Work to do — Reply with one number: the count of lines in the data that hold the string "Padano".

------ Extracted data

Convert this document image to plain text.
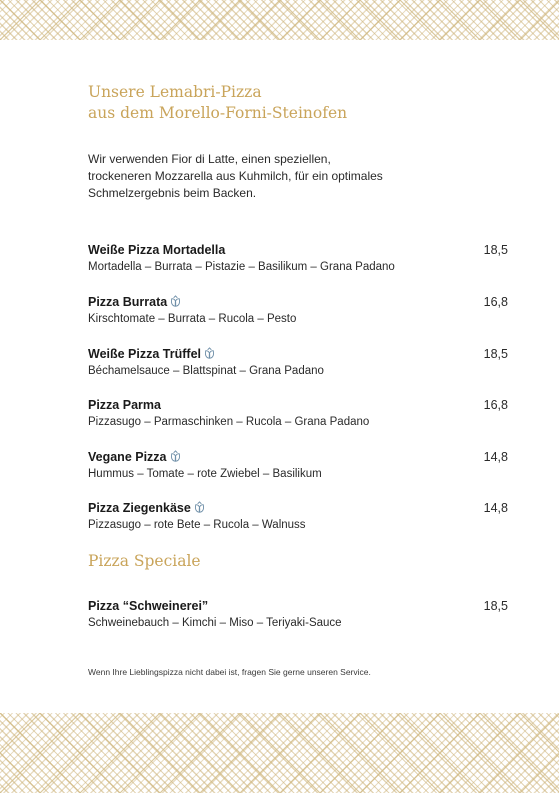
Unsere Lemabri-Pizza
aus dem Morello-Forni-Steinofen
Wir verwenden Fior di Latte, einen speziellen,
trockeneren Mozzarella aus Kuhmilch, für ein optimales
Schmelzergebnis beim Backen.
Weiße Pizza Mortadella	18,5
Mortadella – Burrata – Pistazie – Basilikum – Grana Padano
Pizza Burrata	16,8
Kirschtomate – Burrata – Rucola – Pesto
Weiße Pizza Trüffel	18,5
Béchamelsauce – Blattspinat – Grana Padano
Pizza Parma	16,8
Pizzasugo – Parmaschinken – Rucola – Grana Padano
Vegane Pizza	14,8
Hummus – Tomate – rote Zwiebel – Basilikum
Pizza Ziegenkäse	14,8
Pizzasugo – rote Bete – Rucola – Walnuss
Pizza Speciale
Pizza “Schweinerei”	18,5
Schweinebauch – Kimchi – Miso – Teriyaki-Sauce
Wenn Ihre Lieblingspizza nicht dabei ist, fragen Sie gerne unseren Service.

------------

Exercise result — 3